* _Written request_
Across the entries below, count the lines in which the word "color" occurs. Reply with the count alone.

* _Task material_
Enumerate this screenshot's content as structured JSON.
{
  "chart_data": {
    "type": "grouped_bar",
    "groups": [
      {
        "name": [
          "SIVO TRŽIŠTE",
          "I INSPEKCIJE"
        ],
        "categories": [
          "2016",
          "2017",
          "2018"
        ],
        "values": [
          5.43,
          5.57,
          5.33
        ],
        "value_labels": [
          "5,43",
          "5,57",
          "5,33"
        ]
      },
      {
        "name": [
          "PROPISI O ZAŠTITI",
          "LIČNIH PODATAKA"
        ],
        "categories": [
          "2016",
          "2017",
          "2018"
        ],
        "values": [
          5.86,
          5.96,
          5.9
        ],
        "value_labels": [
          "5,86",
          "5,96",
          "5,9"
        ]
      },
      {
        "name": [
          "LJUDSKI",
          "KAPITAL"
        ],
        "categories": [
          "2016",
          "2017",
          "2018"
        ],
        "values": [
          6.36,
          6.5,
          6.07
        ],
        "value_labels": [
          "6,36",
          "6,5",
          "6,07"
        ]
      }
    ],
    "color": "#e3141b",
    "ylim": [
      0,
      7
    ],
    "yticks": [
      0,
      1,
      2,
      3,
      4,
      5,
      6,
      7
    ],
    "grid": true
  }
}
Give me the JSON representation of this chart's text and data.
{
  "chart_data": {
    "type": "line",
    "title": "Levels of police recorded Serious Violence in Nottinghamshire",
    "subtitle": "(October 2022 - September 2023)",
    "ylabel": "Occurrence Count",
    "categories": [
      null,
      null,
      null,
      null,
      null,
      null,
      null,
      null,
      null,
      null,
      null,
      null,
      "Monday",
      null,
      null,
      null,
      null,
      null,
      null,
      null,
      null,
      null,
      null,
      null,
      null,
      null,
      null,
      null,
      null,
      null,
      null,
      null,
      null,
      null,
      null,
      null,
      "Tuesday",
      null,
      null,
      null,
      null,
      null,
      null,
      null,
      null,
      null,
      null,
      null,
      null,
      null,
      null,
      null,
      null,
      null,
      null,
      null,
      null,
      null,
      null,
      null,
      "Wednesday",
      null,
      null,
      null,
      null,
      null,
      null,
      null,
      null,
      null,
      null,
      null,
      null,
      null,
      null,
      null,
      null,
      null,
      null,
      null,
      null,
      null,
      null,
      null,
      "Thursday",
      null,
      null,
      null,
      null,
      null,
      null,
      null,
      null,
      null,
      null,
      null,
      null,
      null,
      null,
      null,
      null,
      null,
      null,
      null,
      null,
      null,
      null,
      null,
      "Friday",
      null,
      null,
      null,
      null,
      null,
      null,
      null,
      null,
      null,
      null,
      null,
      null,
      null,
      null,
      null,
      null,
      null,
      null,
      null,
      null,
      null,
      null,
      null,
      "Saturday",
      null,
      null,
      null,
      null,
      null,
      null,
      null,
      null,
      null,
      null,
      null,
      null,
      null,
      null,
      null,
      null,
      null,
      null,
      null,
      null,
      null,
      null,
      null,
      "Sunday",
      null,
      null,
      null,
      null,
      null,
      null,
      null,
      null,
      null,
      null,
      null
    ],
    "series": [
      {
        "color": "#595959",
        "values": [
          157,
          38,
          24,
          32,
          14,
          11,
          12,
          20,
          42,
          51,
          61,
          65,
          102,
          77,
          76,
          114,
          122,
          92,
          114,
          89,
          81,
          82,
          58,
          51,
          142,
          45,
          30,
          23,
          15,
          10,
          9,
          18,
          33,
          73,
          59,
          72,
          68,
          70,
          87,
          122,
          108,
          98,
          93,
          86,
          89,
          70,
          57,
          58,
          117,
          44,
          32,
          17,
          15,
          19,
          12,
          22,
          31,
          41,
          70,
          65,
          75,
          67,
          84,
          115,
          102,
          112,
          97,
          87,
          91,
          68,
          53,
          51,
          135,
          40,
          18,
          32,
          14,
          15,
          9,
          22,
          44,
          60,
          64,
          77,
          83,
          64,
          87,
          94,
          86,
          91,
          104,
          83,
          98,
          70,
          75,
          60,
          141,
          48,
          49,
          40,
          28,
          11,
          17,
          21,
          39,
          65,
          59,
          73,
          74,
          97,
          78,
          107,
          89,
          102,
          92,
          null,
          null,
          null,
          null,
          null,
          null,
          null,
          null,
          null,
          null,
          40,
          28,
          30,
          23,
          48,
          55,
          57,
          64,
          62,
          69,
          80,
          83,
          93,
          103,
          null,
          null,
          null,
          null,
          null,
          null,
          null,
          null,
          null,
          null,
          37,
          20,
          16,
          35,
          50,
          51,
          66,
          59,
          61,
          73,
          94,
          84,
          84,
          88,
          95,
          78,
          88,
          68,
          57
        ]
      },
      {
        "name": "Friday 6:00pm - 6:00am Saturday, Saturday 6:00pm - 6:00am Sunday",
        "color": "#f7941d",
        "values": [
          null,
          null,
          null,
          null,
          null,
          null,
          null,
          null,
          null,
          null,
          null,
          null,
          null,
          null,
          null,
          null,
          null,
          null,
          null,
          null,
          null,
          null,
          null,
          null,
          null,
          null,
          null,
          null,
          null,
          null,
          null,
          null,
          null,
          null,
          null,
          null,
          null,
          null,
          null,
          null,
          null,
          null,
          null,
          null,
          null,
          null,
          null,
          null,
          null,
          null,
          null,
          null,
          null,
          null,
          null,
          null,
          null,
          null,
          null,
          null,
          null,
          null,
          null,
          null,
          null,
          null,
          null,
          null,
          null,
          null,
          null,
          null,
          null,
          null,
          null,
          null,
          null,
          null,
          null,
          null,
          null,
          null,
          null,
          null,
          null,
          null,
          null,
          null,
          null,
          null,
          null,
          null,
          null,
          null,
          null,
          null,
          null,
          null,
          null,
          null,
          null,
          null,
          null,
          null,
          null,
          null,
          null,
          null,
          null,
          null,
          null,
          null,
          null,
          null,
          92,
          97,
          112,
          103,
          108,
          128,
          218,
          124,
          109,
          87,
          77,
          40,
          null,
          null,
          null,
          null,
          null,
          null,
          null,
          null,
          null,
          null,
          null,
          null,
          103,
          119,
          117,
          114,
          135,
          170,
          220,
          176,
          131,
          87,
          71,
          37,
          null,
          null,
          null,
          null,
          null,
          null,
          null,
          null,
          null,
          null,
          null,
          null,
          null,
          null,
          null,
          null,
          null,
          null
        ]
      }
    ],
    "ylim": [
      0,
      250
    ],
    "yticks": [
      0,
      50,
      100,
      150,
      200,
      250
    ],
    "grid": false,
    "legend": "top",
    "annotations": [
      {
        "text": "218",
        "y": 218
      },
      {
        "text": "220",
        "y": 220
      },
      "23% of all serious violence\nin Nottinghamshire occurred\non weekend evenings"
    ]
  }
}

* _The output_
3